- YOUR TASK
Search the material below for the string "name" and list each line that holds it.

- DATA PROVIDED
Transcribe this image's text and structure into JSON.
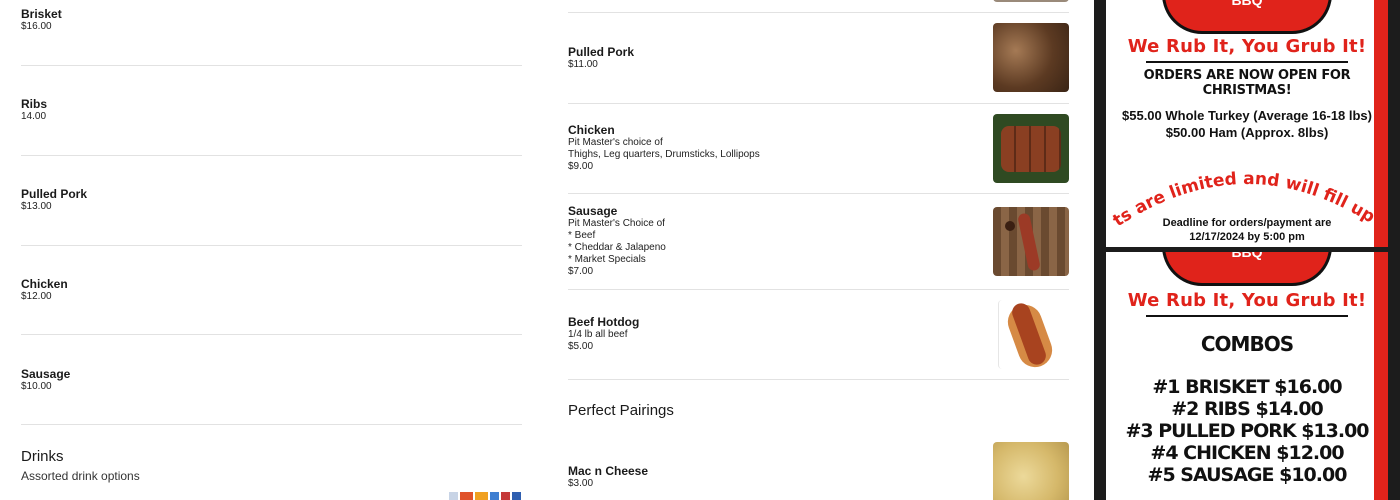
{
  "combo_menu": {
    "items": [
      {
        "name": "Brisket",
        "price": "$16.00"
      },
      {
        "name": "Ribs",
        "price": "14.00"
      },
      {
        "name": "Pulled Pork",
        "price": "$13.00"
      },
      {
        "name": "Chicken",
        "price": "$12.00"
      },
      {
        "name": "Sausage",
        "price": "$10.00"
      }
    ]
  },
  "drinks": {
    "title": "Drinks",
    "subtitle": "Assorted drink options"
  },
  "meats": {
    "items": [
      {
        "name": "Pulled Pork",
        "description": "",
        "price": "$11.00",
        "thumb_color": "#6b4a33",
        "thumb_icon": "pulled-pork-photo"
      },
      {
        "name": "Chicken",
        "description": "Pit Master's choice of\nThighs, Leg quarters, Drumsticks, Lollipops",
        "price": "$9.00",
        "thumb_color": "#7a3b22",
        "thumb_icon": "chicken-photo"
      },
      {
        "name": "Sausage",
        "description": "Pit Master's Choice of\n* Beef\n* Cheddar & Jalapeno\n* Market Specials",
        "price": "$7.00",
        "thumb_color": "#8a5a3a",
        "thumb_icon": "sausage-photo"
      },
      {
        "name": "Beef Hotdog",
        "description": "1/4 lb all beef",
        "price": "$5.00",
        "thumb_color": "#c27a3c",
        "thumb_icon": "hotdog-photo"
      }
    ]
  },
  "pairings": {
    "title": "Perfect Pairings",
    "items": [
      {
        "name": "Mac n Cheese",
        "price": "$3.00",
        "thumb_color": "#d9c27a",
        "thumb_icon": "mac-n-cheese-photo"
      }
    ]
  },
  "flyer_christmas": {
    "logo": "BBQ",
    "slogan": "We Rub It, You Grub It!",
    "headline": "ORDERS ARE NOW OPEN FOR CHRISTMAS!",
    "turkey": "$55.00 Whole Turkey (Average 16-18 lbs)",
    "ham": "$50.00 Ham (Approx. 8lbs)",
    "arc_text": "Spots are limited and will fill up fast",
    "deadline_1": "Deadline for orders/payment are",
    "deadline_2": "12/17/2024 by 5:00 pm"
  },
  "flyer_combos": {
    "logo": "BBQ",
    "slogan": "We Rub It, You Grub It!",
    "headline": "COMBOS",
    "lines": [
      "#1 BRISKET  $16.00",
      "#2 RIBS $14.00",
      "#3 PULLED PORK $13.00",
      "#4 CHICKEN $12.00",
      "#5 SAUSAGE $10.00"
    ]
  },
  "colors": {
    "brand_red": "#e0231b",
    "divider": "#e2e2e2"
  }
}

- RESULT FOR THIS EXERCISE
        "name": "Brisket",
        "name": "Ribs",
        "name": "Pulled Pork",
        "name": "Chicken",
        "name": "Sausage",
        "name": "Pulled Pork",
        "name": "Chicken",
        "name": "Sausage",
        "name": "Beef Hotdog",
        "name": "Mac n Cheese",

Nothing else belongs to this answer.